> **DATA SUPPLIED**:
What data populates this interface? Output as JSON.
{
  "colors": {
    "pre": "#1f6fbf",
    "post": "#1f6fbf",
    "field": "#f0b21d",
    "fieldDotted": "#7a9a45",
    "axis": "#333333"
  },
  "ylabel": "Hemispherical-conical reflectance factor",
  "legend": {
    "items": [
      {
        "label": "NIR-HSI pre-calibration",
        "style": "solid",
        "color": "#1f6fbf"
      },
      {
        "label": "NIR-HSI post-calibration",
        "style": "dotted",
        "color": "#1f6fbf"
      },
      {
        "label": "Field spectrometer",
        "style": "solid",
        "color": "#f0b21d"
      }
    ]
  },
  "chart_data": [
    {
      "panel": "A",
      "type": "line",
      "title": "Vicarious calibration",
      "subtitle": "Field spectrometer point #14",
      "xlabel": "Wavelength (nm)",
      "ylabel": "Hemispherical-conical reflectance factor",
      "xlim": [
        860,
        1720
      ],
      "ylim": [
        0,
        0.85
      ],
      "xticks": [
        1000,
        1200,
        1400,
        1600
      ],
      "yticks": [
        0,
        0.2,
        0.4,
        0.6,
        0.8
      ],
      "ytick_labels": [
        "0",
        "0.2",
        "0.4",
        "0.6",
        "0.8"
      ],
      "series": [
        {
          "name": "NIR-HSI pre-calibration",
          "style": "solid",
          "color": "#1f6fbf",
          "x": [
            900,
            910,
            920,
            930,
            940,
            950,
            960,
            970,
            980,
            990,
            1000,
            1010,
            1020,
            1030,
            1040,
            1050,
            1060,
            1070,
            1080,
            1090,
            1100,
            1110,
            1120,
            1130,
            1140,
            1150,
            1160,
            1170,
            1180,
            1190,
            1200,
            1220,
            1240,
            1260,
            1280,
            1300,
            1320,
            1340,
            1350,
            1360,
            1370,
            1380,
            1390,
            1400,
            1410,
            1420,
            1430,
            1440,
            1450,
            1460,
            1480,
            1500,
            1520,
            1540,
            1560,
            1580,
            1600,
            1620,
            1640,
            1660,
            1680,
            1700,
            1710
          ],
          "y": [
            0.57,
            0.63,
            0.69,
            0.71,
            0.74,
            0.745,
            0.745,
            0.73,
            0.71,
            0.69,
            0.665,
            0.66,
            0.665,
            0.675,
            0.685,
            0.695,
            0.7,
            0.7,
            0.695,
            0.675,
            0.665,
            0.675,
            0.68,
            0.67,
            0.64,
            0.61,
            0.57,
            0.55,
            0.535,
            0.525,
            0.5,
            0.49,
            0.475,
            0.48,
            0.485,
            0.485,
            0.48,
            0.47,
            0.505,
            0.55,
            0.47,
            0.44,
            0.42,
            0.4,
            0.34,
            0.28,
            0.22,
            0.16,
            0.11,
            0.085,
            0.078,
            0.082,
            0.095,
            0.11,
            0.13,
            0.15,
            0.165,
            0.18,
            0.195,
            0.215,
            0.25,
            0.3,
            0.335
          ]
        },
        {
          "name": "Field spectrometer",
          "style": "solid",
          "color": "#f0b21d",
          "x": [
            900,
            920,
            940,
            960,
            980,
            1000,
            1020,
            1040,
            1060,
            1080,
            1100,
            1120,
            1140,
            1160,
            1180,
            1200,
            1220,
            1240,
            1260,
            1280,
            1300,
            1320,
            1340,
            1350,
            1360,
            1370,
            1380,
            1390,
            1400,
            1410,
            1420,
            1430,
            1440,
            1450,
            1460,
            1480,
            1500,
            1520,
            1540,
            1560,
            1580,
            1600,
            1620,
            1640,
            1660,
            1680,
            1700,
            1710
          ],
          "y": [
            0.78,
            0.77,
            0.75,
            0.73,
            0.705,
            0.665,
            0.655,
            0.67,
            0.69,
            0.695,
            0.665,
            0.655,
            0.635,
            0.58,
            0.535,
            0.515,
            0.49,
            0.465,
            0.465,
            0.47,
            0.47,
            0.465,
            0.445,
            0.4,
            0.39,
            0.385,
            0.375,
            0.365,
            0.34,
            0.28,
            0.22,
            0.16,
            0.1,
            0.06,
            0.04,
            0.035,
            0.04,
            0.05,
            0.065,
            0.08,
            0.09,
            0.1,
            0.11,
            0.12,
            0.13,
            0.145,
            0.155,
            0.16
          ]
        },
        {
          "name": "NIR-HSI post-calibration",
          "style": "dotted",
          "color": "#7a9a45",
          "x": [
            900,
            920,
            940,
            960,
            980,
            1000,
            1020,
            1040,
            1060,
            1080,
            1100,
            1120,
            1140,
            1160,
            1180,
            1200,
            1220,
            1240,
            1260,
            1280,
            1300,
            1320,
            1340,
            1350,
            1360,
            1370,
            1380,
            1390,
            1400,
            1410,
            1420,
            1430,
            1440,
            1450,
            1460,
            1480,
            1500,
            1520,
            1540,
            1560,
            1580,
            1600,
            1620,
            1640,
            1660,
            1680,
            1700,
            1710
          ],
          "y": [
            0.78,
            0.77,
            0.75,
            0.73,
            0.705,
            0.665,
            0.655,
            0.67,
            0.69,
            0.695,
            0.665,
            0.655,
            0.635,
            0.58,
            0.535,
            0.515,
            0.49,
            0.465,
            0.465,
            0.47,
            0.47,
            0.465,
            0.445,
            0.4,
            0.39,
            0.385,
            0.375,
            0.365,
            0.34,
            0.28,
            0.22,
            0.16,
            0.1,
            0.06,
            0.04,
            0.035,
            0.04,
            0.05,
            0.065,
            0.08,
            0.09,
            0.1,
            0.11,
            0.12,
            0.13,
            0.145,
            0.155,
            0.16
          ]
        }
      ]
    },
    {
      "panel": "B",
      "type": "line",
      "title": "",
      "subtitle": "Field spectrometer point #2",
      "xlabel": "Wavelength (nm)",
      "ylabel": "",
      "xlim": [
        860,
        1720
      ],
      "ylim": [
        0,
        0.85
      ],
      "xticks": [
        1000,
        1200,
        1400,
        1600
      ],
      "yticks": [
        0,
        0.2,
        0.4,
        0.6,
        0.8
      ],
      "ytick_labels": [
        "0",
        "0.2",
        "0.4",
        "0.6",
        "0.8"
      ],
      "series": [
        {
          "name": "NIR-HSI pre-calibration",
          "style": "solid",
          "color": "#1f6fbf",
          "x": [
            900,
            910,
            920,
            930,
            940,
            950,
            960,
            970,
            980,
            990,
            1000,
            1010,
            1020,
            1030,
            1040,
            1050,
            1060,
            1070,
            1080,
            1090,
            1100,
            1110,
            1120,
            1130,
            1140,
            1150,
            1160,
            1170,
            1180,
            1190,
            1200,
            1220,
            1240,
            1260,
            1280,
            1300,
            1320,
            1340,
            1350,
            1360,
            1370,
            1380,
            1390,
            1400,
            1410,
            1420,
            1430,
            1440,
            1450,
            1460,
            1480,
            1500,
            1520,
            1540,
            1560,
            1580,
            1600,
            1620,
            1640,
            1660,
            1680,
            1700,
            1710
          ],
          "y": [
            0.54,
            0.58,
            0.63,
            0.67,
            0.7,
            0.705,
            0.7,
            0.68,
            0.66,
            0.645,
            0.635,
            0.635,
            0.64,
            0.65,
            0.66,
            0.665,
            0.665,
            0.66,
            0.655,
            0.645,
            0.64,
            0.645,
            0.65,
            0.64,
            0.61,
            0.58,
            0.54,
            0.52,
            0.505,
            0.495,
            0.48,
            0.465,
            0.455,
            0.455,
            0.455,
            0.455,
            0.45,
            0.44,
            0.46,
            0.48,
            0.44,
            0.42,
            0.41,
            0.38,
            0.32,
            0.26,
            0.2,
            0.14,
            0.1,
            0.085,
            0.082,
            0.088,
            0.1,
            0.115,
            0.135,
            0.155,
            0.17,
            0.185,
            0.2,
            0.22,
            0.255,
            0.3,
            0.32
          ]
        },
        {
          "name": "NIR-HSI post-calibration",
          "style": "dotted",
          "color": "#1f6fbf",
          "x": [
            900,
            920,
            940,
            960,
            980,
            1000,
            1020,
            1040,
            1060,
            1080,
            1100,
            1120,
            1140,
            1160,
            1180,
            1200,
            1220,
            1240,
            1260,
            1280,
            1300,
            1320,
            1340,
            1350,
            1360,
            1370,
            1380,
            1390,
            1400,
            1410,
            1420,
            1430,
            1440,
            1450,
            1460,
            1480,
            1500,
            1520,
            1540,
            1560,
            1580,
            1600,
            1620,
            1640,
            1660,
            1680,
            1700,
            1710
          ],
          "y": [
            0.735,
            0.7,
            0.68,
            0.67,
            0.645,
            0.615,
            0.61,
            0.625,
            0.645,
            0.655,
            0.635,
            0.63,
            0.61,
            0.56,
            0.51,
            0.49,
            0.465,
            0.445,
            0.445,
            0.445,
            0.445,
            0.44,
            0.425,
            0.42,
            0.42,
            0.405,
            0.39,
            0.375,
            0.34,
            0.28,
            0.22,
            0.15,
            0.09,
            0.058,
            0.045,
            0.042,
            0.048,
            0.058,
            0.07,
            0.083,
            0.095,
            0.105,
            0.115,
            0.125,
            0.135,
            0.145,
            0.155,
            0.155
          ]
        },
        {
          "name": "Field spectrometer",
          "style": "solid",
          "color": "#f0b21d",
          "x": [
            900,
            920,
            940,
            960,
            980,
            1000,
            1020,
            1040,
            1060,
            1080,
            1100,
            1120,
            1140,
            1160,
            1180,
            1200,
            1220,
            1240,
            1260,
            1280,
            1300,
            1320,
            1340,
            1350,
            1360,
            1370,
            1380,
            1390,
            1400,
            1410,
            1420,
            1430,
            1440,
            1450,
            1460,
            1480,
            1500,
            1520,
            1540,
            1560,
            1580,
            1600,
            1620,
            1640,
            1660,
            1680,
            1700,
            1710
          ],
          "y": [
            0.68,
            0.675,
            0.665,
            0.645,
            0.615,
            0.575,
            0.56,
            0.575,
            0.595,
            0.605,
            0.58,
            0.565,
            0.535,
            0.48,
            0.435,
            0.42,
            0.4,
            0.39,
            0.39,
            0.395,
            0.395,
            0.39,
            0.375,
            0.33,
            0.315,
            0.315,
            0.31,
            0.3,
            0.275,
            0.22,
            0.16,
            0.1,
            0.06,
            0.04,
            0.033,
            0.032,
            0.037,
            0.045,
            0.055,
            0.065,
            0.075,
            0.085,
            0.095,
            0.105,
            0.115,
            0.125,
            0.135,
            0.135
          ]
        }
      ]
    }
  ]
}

> **STATED GOAL**: Where a line in the entries holds "subtitle", copy that line.

> **OUTPUT FOR THIS TASK**:
      "subtitle": "Field spectrometer point #14",
      "subtitle": "Field spectrometer point #2",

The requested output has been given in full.